◆ **Exercise**
Pick out each line in these entries that contains the string "value".

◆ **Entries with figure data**
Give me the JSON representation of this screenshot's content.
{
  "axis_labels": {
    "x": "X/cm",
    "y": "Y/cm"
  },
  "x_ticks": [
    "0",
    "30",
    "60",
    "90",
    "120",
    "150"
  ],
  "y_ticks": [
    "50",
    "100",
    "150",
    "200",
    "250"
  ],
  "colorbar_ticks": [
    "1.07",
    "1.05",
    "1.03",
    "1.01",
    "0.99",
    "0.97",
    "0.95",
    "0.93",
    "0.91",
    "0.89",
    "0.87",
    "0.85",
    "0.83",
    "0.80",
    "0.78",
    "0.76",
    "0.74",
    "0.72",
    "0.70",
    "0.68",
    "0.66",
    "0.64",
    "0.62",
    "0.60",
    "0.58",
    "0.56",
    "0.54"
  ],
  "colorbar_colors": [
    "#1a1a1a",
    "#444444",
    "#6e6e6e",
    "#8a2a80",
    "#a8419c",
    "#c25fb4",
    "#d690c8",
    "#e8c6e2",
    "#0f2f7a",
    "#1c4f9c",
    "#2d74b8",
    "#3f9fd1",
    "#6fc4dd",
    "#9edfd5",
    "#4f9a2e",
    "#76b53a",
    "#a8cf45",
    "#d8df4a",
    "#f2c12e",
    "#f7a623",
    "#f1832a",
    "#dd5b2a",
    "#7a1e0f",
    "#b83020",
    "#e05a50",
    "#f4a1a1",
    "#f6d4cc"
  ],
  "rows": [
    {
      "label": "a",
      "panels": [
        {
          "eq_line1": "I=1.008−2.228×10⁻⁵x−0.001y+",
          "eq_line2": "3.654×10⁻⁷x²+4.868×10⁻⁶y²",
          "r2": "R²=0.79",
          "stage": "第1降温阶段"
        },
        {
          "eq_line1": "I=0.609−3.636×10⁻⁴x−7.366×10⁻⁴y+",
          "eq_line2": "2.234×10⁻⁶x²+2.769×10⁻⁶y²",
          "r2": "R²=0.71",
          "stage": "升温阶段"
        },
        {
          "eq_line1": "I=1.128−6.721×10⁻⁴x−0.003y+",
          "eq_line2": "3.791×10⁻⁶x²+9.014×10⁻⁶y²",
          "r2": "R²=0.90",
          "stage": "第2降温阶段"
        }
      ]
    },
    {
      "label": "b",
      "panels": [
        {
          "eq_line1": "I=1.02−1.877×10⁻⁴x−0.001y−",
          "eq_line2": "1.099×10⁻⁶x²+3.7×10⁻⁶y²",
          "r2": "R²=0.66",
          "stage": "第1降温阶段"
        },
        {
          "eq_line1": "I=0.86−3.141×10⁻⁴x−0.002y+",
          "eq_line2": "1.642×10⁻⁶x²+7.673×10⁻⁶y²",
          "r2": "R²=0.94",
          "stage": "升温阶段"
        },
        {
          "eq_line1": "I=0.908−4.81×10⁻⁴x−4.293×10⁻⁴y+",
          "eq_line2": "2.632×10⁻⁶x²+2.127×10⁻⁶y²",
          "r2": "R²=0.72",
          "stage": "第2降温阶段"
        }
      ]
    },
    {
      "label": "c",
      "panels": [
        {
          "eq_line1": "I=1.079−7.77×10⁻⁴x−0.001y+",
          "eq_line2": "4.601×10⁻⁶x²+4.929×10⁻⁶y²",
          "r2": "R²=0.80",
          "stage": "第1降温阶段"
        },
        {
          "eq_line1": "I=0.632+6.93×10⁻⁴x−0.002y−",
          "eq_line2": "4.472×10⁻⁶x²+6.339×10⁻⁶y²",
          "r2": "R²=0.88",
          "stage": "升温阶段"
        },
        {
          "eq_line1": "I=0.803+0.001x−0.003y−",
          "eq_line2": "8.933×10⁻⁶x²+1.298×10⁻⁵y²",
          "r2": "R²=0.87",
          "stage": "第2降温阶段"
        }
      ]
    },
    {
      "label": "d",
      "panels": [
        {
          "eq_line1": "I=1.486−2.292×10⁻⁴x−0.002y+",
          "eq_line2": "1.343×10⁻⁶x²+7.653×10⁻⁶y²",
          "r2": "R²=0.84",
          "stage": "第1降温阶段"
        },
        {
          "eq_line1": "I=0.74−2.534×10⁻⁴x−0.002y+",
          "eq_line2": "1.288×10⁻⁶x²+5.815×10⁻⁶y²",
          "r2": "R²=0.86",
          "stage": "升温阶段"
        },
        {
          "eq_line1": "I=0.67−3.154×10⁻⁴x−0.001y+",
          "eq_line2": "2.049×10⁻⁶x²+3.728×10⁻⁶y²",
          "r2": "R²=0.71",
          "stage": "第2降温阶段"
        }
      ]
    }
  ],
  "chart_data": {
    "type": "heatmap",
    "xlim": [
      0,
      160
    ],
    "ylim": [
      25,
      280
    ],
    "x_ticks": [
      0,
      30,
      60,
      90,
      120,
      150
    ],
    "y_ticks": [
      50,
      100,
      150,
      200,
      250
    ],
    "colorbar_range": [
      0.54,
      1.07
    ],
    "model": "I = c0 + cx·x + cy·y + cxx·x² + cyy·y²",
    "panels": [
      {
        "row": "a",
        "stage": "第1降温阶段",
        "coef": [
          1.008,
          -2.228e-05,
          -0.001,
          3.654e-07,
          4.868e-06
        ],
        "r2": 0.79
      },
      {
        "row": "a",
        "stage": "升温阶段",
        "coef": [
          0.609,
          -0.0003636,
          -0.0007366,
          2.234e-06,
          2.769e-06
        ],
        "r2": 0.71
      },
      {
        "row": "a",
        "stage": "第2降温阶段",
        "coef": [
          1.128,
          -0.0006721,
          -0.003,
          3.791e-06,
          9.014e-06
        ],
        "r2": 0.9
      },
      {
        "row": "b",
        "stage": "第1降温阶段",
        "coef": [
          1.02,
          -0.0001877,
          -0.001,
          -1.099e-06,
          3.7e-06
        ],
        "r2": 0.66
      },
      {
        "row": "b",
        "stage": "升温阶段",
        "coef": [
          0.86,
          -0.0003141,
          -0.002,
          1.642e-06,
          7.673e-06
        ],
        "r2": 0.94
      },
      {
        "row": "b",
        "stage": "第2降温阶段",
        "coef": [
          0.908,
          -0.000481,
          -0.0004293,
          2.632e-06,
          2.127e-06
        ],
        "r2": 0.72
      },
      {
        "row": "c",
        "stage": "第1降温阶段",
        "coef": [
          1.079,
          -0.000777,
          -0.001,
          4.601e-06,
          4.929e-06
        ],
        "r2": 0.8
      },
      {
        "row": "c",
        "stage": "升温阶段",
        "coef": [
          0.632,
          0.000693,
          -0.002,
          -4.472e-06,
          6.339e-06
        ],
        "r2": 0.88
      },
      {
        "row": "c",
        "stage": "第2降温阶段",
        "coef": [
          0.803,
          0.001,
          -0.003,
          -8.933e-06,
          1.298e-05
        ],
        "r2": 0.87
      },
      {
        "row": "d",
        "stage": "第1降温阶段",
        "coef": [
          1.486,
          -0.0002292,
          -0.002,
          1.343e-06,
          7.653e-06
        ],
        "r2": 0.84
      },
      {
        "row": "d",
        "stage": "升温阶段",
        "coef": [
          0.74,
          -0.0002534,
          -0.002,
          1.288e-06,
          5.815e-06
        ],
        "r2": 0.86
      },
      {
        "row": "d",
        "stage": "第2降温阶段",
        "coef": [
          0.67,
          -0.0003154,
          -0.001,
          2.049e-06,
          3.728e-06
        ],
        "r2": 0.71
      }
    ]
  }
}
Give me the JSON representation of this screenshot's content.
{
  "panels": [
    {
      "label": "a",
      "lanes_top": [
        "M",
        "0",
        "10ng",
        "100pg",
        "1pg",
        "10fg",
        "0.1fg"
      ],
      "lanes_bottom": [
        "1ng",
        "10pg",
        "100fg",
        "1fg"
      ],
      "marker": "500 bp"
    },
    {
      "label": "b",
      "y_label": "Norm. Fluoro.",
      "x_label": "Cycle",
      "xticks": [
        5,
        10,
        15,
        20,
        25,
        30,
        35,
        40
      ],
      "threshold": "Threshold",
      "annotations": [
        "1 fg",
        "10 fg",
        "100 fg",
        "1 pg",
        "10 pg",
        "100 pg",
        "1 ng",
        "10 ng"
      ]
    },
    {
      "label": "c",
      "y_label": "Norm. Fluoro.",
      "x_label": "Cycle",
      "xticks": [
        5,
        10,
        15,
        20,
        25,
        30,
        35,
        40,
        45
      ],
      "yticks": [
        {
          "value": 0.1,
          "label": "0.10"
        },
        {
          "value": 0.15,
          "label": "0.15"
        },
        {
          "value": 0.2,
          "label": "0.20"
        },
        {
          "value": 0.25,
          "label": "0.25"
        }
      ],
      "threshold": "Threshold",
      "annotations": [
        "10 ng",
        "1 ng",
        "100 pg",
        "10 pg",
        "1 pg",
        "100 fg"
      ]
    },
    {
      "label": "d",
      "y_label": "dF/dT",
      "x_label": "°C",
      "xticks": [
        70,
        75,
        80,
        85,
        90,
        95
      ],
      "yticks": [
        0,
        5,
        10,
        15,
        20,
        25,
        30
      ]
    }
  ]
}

◆ **Final answer**
          "value": 0.1,
          "value": 0.15,
          "value": 0.2,
          "value": 0.25,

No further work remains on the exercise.